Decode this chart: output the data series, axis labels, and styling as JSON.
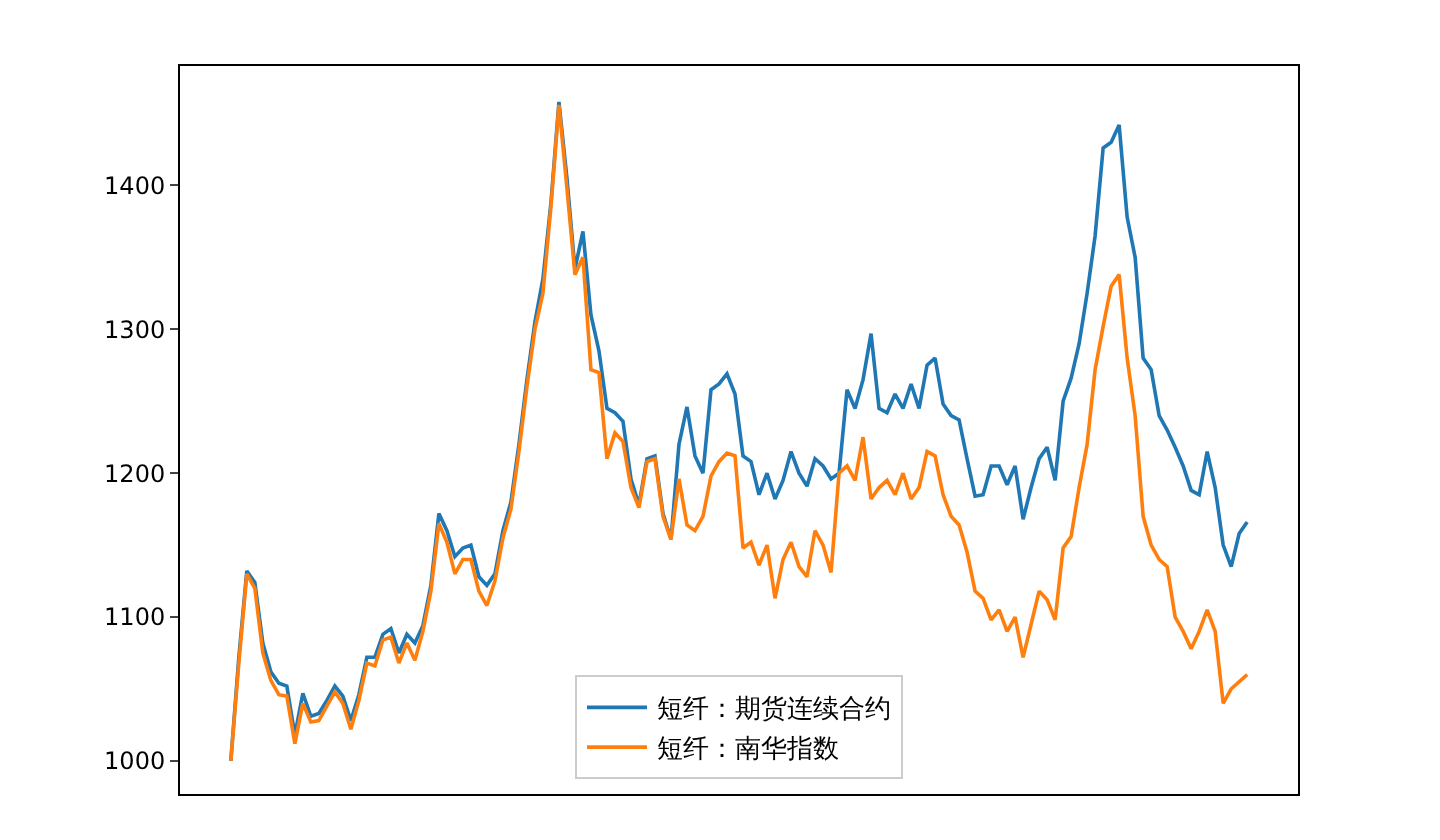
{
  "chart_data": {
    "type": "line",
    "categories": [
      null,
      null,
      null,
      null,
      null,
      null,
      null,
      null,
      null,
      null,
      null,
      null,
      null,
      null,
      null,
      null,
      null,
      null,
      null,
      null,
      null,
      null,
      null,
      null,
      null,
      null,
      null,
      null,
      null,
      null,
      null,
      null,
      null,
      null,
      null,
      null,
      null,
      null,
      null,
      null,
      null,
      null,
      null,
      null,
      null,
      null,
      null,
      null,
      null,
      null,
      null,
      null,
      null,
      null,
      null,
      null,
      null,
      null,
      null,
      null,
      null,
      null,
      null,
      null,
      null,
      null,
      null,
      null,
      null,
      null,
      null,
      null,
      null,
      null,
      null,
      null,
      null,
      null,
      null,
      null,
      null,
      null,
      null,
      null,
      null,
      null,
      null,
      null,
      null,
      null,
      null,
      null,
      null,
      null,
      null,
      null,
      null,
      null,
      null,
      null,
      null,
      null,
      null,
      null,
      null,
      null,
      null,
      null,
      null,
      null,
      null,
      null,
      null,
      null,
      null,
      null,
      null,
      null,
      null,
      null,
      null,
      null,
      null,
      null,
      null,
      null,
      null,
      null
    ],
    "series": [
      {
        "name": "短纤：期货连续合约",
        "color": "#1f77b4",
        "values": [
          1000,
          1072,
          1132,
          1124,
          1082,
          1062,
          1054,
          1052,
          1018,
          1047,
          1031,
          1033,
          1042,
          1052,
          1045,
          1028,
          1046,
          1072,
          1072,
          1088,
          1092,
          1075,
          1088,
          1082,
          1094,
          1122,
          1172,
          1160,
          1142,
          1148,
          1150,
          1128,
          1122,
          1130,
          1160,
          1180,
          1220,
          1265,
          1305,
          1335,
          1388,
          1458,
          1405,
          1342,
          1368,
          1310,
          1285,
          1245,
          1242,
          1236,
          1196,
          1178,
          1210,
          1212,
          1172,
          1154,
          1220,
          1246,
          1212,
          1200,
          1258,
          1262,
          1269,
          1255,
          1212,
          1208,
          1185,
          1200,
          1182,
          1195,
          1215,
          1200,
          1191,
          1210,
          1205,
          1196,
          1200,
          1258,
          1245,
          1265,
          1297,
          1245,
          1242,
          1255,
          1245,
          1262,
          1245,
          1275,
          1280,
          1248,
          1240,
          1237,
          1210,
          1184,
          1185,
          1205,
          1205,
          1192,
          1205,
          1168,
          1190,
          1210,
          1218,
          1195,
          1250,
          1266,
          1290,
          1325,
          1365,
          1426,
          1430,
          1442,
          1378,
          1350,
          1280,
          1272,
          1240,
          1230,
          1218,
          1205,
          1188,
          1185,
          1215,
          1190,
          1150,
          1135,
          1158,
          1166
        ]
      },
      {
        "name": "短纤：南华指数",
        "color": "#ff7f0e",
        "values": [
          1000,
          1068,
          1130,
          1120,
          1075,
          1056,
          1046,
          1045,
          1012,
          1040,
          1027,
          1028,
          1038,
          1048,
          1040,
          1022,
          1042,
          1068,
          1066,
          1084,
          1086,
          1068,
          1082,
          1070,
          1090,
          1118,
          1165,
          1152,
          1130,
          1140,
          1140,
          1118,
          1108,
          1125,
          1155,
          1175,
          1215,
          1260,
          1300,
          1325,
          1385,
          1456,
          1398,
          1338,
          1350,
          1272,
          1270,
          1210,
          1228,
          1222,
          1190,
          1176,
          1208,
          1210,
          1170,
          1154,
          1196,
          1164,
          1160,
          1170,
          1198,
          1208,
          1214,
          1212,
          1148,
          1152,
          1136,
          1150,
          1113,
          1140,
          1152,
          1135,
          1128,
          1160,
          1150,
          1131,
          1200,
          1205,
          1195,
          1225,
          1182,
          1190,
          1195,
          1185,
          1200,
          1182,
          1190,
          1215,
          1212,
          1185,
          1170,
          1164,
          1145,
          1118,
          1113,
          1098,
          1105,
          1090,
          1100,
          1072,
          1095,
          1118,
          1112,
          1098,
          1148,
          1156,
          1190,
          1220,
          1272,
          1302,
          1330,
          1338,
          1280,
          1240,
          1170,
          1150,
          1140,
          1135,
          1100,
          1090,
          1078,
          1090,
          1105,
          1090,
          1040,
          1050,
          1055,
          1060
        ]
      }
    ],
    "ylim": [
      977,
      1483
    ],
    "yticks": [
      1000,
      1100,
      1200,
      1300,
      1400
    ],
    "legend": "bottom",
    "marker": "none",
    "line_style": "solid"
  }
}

What you have to do: Retype the listing exactly. Pictures do not belong in the copy.

Final answer:
Decode this chart: output the data series, axis labels, and styling as JSON.
{
  "chart_data": {
    "type": "line",
    "categories": [
      null,
      null,
      null,
      null,
      null,
      null,
      null,
      null,
      null,
      null,
      null,
      null,
      null,
      null,
      null,
      null,
      null,
      null,
      null,
      null,
      null,
      null,
      null,
      null,
      null,
      null,
      null,
      null,
      null,
      null,
      null,
      null,
      null,
      null,
      null,
      null,
      null,
      null,
      null,
      null,
      null,
      null,
      null,
      null,
      null,
      null,
      null,
      null,
      null,
      null,
      null,
      null,
      null,
      null,
      null,
      null,
      null,
      null,
      null,
      null,
      null,
      null,
      null,
      null,
      null,
      null,
      null,
      null,
      null,
      null,
      null,
      null,
      null,
      null,
      null,
      null,
      null,
      null,
      null,
      null,
      null,
      null,
      null,
      null,
      null,
      null,
      null,
      null,
      null,
      null,
      null,
      null,
      null,
      null,
      null,
      null,
      null,
      null,
      null,
      null,
      null,
      null,
      null,
      null,
      null,
      null,
      null,
      null,
      null,
      null,
      null,
      null,
      null,
      null,
      null,
      null,
      null,
      null,
      null,
      null,
      null,
      null,
      null,
      null,
      null,
      null,
      null,
      null
    ],
    "series": [
      {
        "name": "短纤：期货连续合约",
        "color": "#1f77b4",
        "values": [
          1000,
          1072,
          1132,
          1124,
          1082,
          1062,
          1054,
          1052,
          1018,
          1047,
          1031,
          1033,
          1042,
          1052,
          1045,
          1028,
          1046,
          1072,
          1072,
          1088,
          1092,
          1075,
          1088,
          1082,
          1094,
          1122,
          1172,
          1160,
          1142,
          1148,
          1150,
          1128,
          1122,
          1130,
          1160,
          1180,
          1220,
          1265,
          1305,
          1335,
          1388,
          1458,
          1405,
          1342,
          1368,
          1310,
          1285,
          1245,
          1242,
          1236,
          1196,
          1178,
          1210,
          1212,
          1172,
          1154,
          1220,
          1246,
          1212,
          1200,
          1258,
          1262,
          1269,
          1255,
          1212,
          1208,
          1185,
          1200,
          1182,
          1195,
          1215,
          1200,
          1191,
          1210,
          1205,
          1196,
          1200,
          1258,
          1245,
          1265,
          1297,
          1245,
          1242,
          1255,
          1245,
          1262,
          1245,
          1275,
          1280,
          1248,
          1240,
          1237,
          1210,
          1184,
          1185,
          1205,
          1205,
          1192,
          1205,
          1168,
          1190,
          1210,
          1218,
          1195,
          1250,
          1266,
          1290,
          1325,
          1365,
          1426,
          1430,
          1442,
          1378,
          1350,
          1280,
          1272,
          1240,
          1230,
          1218,
          1205,
          1188,
          1185,
          1215,
          1190,
          1150,
          1135,
          1158,
          1166
        ]
      },
      {
        "name": "短纤：南华指数",
        "color": "#ff7f0e",
        "values": [
          1000,
          1068,
          1130,
          1120,
          1075,
          1056,
          1046,
          1045,
          1012,
          1040,
          1027,
          1028,
          1038,
          1048,
          1040,
          1022,
          1042,
          1068,
          1066,
          1084,
          1086,
          1068,
          1082,
          1070,
          1090,
          1118,
          1165,
          1152,
          1130,
          1140,
          1140,
          1118,
          1108,
          1125,
          1155,
          1175,
          1215,
          1260,
          1300,
          1325,
          1385,
          1456,
          1398,
          1338,
          1350,
          1272,
          1270,
          1210,
          1228,
          1222,
          1190,
          1176,
          1208,
          1210,
          1170,
          1154,
          1196,
          1164,
          1160,
          1170,
          1198,
          1208,
          1214,
          1212,
          1148,
          1152,
          1136,
          1150,
          1113,
          1140,
          1152,
          1135,
          1128,
          1160,
          1150,
          1131,
          1200,
          1205,
          1195,
          1225,
          1182,
          1190,
          1195,
          1185,
          1200,
          1182,
          1190,
          1215,
          1212,
          1185,
          1170,
          1164,
          1145,
          1118,
          1113,
          1098,
          1105,
          1090,
          1100,
          1072,
          1095,
          1118,
          1112,
          1098,
          1148,
          1156,
          1190,
          1220,
          1272,
          1302,
          1330,
          1338,
          1280,
          1240,
          1170,
          1150,
          1140,
          1135,
          1100,
          1090,
          1078,
          1090,
          1105,
          1090,
          1040,
          1050,
          1055,
          1060
        ]
      }
    ],
    "ylim": [
      977,
      1483
    ],
    "yticks": [
      1000,
      1100,
      1200,
      1300,
      1400
    ],
    "legend": "bottom",
    "marker": "none",
    "line_style": "solid"
  }
}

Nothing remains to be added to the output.